Dataset rows about figures
= = = = = = =
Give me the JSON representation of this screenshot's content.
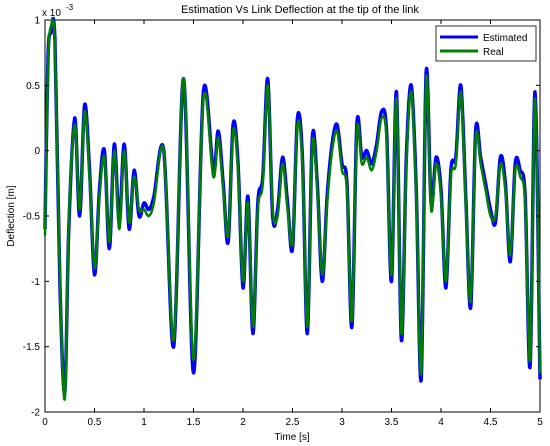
{
  "chart_data": {
    "type": "line",
    "title": "Estimation Vs Link Deflection at the tip of the link",
    "xlabel": "Time [s]",
    "ylabel": "Deflection [m]",
    "y_exponent_label": "x 10",
    "y_exponent_power": "-3",
    "xlim": [
      0,
      5
    ],
    "ylim": [
      -2,
      1
    ],
    "xticks": [
      "0",
      "0.5",
      "1",
      "1.5",
      "2",
      "2.5",
      "3",
      "3.5",
      "4",
      "4.5",
      "5"
    ],
    "yticks": [
      "-2",
      "-1.5",
      "-1",
      "-0.5",
      "0",
      "0.5",
      "1"
    ],
    "grid": false,
    "legend_position": "top-right",
    "series": [
      {
        "name": "Estimated",
        "color": "#0000ff",
        "x": [
          0,
          0.03,
          0.06,
          0.1,
          0.15,
          0.2,
          0.24,
          0.3,
          0.35,
          0.4,
          0.45,
          0.5,
          0.55,
          0.6,
          0.65,
          0.7,
          0.75,
          0.8,
          0.85,
          0.9,
          0.95,
          1.0,
          1.05,
          1.1,
          1.2,
          1.3,
          1.4,
          1.5,
          1.6,
          1.7,
          1.75,
          1.8,
          1.85,
          1.9,
          1.95,
          2.0,
          2.05,
          2.1,
          2.15,
          2.2,
          2.25,
          2.3,
          2.35,
          2.4,
          2.45,
          2.5,
          2.55,
          2.6,
          2.65,
          2.7,
          2.75,
          2.8,
          2.85,
          2.9,
          2.95,
          3.0,
          3.05,
          3.1,
          3.15,
          3.2,
          3.25,
          3.3,
          3.35,
          3.4,
          3.45,
          3.5,
          3.55,
          3.6,
          3.65,
          3.7,
          3.75,
          3.8,
          3.85,
          3.9,
          3.95,
          4.0,
          4.05,
          4.1,
          4.15,
          4.2,
          4.25,
          4.3,
          4.35,
          4.4,
          4.45,
          4.5,
          4.55,
          4.6,
          4.65,
          4.7,
          4.75,
          4.8,
          4.85,
          4.9,
          4.95,
          5.0
        ],
        "y": [
          -0.6,
          0.7,
          0.9,
          0.85,
          -1.0,
          -1.85,
          -0.6,
          0.25,
          -0.5,
          0.35,
          -0.15,
          -0.95,
          -0.3,
          0.0,
          -0.75,
          0.05,
          -0.55,
          0.05,
          -0.6,
          -0.15,
          -0.5,
          -0.4,
          -0.45,
          -0.35,
          0.0,
          -1.5,
          0.55,
          -1.7,
          0.45,
          -0.15,
          0.15,
          -0.25,
          -0.7,
          0.2,
          -0.1,
          -1.05,
          -0.35,
          -1.4,
          -0.4,
          -0.2,
          0.55,
          -0.5,
          -0.45,
          -0.05,
          -0.4,
          -0.75,
          0.25,
          -0.05,
          -1.4,
          0.1,
          -0.25,
          -1.0,
          -0.35,
          0.05,
          0.2,
          -0.1,
          -0.25,
          -1.35,
          0.2,
          -0.05,
          0.0,
          -0.1,
          0.05,
          0.3,
          0.15,
          -1.0,
          0.45,
          -1.45,
          -0.05,
          0.5,
          -0.3,
          -1.75,
          0.6,
          -0.4,
          -0.05,
          -0.3,
          -1.05,
          -0.15,
          -0.05,
          0.5,
          -0.35,
          -1.2,
          0.15,
          -0.05,
          -0.25,
          -0.45,
          -0.55,
          -0.05,
          -0.25,
          -0.85,
          -0.1,
          -0.15,
          -0.35,
          -1.65,
          0.45,
          -1.75
        ]
      },
      {
        "name": "Real",
        "color": "#008000",
        "x": [
          0,
          0.03,
          0.06,
          0.1,
          0.15,
          0.2,
          0.24,
          0.3,
          0.35,
          0.4,
          0.45,
          0.5,
          0.55,
          0.6,
          0.65,
          0.7,
          0.75,
          0.8,
          0.85,
          0.9,
          0.95,
          1.0,
          1.05,
          1.1,
          1.2,
          1.3,
          1.4,
          1.5,
          1.6,
          1.7,
          1.75,
          1.8,
          1.85,
          1.9,
          1.95,
          2.0,
          2.05,
          2.1,
          2.15,
          2.2,
          2.25,
          2.3,
          2.35,
          2.4,
          2.45,
          2.5,
          2.55,
          2.6,
          2.65,
          2.7,
          2.75,
          2.8,
          2.85,
          2.9,
          2.95,
          3.0,
          3.05,
          3.1,
          3.15,
          3.2,
          3.25,
          3.3,
          3.35,
          3.4,
          3.45,
          3.5,
          3.55,
          3.6,
          3.65,
          3.7,
          3.75,
          3.8,
          3.85,
          3.9,
          3.95,
          4.0,
          4.05,
          4.1,
          4.15,
          4.2,
          4.25,
          4.3,
          4.35,
          4.4,
          4.45,
          4.5,
          4.55,
          4.6,
          4.65,
          4.7,
          4.75,
          4.8,
          4.85,
          4.9,
          4.95,
          5.0
        ],
        "y": [
          -0.65,
          0.65,
          0.95,
          0.8,
          -0.95,
          -1.9,
          -0.55,
          0.2,
          -0.45,
          0.3,
          -0.2,
          -0.9,
          -0.35,
          -0.05,
          -0.7,
          0.0,
          -0.6,
          0.0,
          -0.55,
          -0.2,
          -0.45,
          -0.45,
          -0.5,
          -0.4,
          0.0,
          -1.45,
          0.55,
          -1.6,
          0.4,
          -0.2,
          0.1,
          -0.3,
          -0.65,
          0.15,
          -0.15,
          -1.0,
          -0.4,
          -1.35,
          -0.45,
          -0.25,
          0.5,
          -0.45,
          -0.5,
          -0.1,
          -0.45,
          -0.7,
          0.2,
          -0.1,
          -1.35,
          0.05,
          -0.3,
          -0.95,
          -0.4,
          0.0,
          0.15,
          -0.15,
          -0.3,
          -1.3,
          0.15,
          -0.1,
          -0.05,
          -0.15,
          0.0,
          0.25,
          0.1,
          -0.95,
          0.4,
          -1.4,
          -0.1,
          0.45,
          -0.35,
          -1.7,
          0.55,
          -0.45,
          -0.1,
          -0.35,
          -1.0,
          -0.2,
          -0.1,
          0.45,
          -0.4,
          -1.15,
          0.1,
          -0.1,
          -0.3,
          -0.5,
          -0.5,
          -0.1,
          -0.3,
          -0.8,
          -0.15,
          -0.2,
          -0.4,
          -1.6,
          0.4,
          -1.7
        ]
      }
    ]
  }
}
= = = = = = =
> WHAT YOU WILL DO
Transcribe the full listing character for character. Pictures are excluded.

> FULL RESPONSE
Give me the JSON representation of this screenshot's content.
{
  "chart_data": {
    "type": "line",
    "title": "Estimation Vs Link Deflection at the tip of the link",
    "xlabel": "Time [s]",
    "ylabel": "Deflection [m]",
    "y_exponent_label": "x 10",
    "y_exponent_power": "-3",
    "xlim": [
      0,
      5
    ],
    "ylim": [
      -2,
      1
    ],
    "xticks": [
      "0",
      "0.5",
      "1",
      "1.5",
      "2",
      "2.5",
      "3",
      "3.5",
      "4",
      "4.5",
      "5"
    ],
    "yticks": [
      "-2",
      "-1.5",
      "-1",
      "-0.5",
      "0",
      "0.5",
      "1"
    ],
    "grid": false,
    "legend_position": "top-right",
    "series": [
      {
        "name": "Estimated",
        "color": "#0000ff",
        "x": [
          0,
          0.03,
          0.06,
          0.1,
          0.15,
          0.2,
          0.24,
          0.3,
          0.35,
          0.4,
          0.45,
          0.5,
          0.55,
          0.6,
          0.65,
          0.7,
          0.75,
          0.8,
          0.85,
          0.9,
          0.95,
          1.0,
          1.05,
          1.1,
          1.2,
          1.3,
          1.4,
          1.5,
          1.6,
          1.7,
          1.75,
          1.8,
          1.85,
          1.9,
          1.95,
          2.0,
          2.05,
          2.1,
          2.15,
          2.2,
          2.25,
          2.3,
          2.35,
          2.4,
          2.45,
          2.5,
          2.55,
          2.6,
          2.65,
          2.7,
          2.75,
          2.8,
          2.85,
          2.9,
          2.95,
          3.0,
          3.05,
          3.1,
          3.15,
          3.2,
          3.25,
          3.3,
          3.35,
          3.4,
          3.45,
          3.5,
          3.55,
          3.6,
          3.65,
          3.7,
          3.75,
          3.8,
          3.85,
          3.9,
          3.95,
          4.0,
          4.05,
          4.1,
          4.15,
          4.2,
          4.25,
          4.3,
          4.35,
          4.4,
          4.45,
          4.5,
          4.55,
          4.6,
          4.65,
          4.7,
          4.75,
          4.8,
          4.85,
          4.9,
          4.95,
          5.0
        ],
        "y": [
          -0.6,
          0.7,
          0.9,
          0.85,
          -1.0,
          -1.85,
          -0.6,
          0.25,
          -0.5,
          0.35,
          -0.15,
          -0.95,
          -0.3,
          0.0,
          -0.75,
          0.05,
          -0.55,
          0.05,
          -0.6,
          -0.15,
          -0.5,
          -0.4,
          -0.45,
          -0.35,
          0.0,
          -1.5,
          0.55,
          -1.7,
          0.45,
          -0.15,
          0.15,
          -0.25,
          -0.7,
          0.2,
          -0.1,
          -1.05,
          -0.35,
          -1.4,
          -0.4,
          -0.2,
          0.55,
          -0.5,
          -0.45,
          -0.05,
          -0.4,
          -0.75,
          0.25,
          -0.05,
          -1.4,
          0.1,
          -0.25,
          -1.0,
          -0.35,
          0.05,
          0.2,
          -0.1,
          -0.25,
          -1.35,
          0.2,
          -0.05,
          0.0,
          -0.1,
          0.05,
          0.3,
          0.15,
          -1.0,
          0.45,
          -1.45,
          -0.05,
          0.5,
          -0.3,
          -1.75,
          0.6,
          -0.4,
          -0.05,
          -0.3,
          -1.05,
          -0.15,
          -0.05,
          0.5,
          -0.35,
          -1.2,
          0.15,
          -0.05,
          -0.25,
          -0.45,
          -0.55,
          -0.05,
          -0.25,
          -0.85,
          -0.1,
          -0.15,
          -0.35,
          -1.65,
          0.45,
          -1.75
        ]
      },
      {
        "name": "Real",
        "color": "#008000",
        "x": [
          0,
          0.03,
          0.06,
          0.1,
          0.15,
          0.2,
          0.24,
          0.3,
          0.35,
          0.4,
          0.45,
          0.5,
          0.55,
          0.6,
          0.65,
          0.7,
          0.75,
          0.8,
          0.85,
          0.9,
          0.95,
          1.0,
          1.05,
          1.1,
          1.2,
          1.3,
          1.4,
          1.5,
          1.6,
          1.7,
          1.75,
          1.8,
          1.85,
          1.9,
          1.95,
          2.0,
          2.05,
          2.1,
          2.15,
          2.2,
          2.25,
          2.3,
          2.35,
          2.4,
          2.45,
          2.5,
          2.55,
          2.6,
          2.65,
          2.7,
          2.75,
          2.8,
          2.85,
          2.9,
          2.95,
          3.0,
          3.05,
          3.1,
          3.15,
          3.2,
          3.25,
          3.3,
          3.35,
          3.4,
          3.45,
          3.5,
          3.55,
          3.6,
          3.65,
          3.7,
          3.75,
          3.8,
          3.85,
          3.9,
          3.95,
          4.0,
          4.05,
          4.1,
          4.15,
          4.2,
          4.25,
          4.3,
          4.35,
          4.4,
          4.45,
          4.5,
          4.55,
          4.6,
          4.65,
          4.7,
          4.75,
          4.8,
          4.85,
          4.9,
          4.95,
          5.0
        ],
        "y": [
          -0.65,
          0.65,
          0.95,
          0.8,
          -0.95,
          -1.9,
          -0.55,
          0.2,
          -0.45,
          0.3,
          -0.2,
          -0.9,
          -0.35,
          -0.05,
          -0.7,
          0.0,
          -0.6,
          0.0,
          -0.55,
          -0.2,
          -0.45,
          -0.45,
          -0.5,
          -0.4,
          0.0,
          -1.45,
          0.55,
          -1.6,
          0.4,
          -0.2,
          0.1,
          -0.3,
          -0.65,
          0.15,
          -0.15,
          -1.0,
          -0.4,
          -1.35,
          -0.45,
          -0.25,
          0.5,
          -0.45,
          -0.5,
          -0.1,
          -0.45,
          -0.7,
          0.2,
          -0.1,
          -1.35,
          0.05,
          -0.3,
          -0.95,
          -0.4,
          0.0,
          0.15,
          -0.15,
          -0.3,
          -1.3,
          0.15,
          -0.1,
          -0.05,
          -0.15,
          0.0,
          0.25,
          0.1,
          -0.95,
          0.4,
          -1.4,
          -0.1,
          0.45,
          -0.35,
          -1.7,
          0.55,
          -0.45,
          -0.1,
          -0.35,
          -1.0,
          -0.2,
          -0.1,
          0.45,
          -0.4,
          -1.15,
          0.1,
          -0.1,
          -0.3,
          -0.5,
          -0.5,
          -0.1,
          -0.3,
          -0.8,
          -0.15,
          -0.2,
          -0.4,
          -1.6,
          0.4,
          -1.7
        ]
      }
    ]
  }
}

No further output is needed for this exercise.